__What is asked__: List all lines of the data that include the string "Stay".

■ ■ ■

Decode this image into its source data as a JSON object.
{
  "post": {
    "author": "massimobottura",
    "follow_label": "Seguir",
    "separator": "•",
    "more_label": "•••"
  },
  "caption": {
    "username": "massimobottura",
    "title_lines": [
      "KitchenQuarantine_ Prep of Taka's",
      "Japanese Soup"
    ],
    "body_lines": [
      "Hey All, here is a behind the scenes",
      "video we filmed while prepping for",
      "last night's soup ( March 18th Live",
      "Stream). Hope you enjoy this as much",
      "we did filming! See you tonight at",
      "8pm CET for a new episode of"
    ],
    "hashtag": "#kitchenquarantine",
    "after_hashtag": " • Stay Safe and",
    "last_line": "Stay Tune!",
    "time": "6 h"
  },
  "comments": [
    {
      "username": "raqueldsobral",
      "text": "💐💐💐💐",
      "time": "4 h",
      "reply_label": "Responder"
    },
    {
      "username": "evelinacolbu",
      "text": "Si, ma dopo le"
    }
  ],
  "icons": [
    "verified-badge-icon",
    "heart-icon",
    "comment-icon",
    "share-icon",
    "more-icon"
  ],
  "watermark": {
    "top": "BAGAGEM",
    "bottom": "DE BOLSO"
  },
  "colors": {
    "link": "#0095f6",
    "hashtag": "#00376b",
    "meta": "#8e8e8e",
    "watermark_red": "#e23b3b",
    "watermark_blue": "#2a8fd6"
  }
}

■ ■ ■

__Response__:
    "after_hashtag": " • Stay Safe and",
    "last_line": "Stay Tune!",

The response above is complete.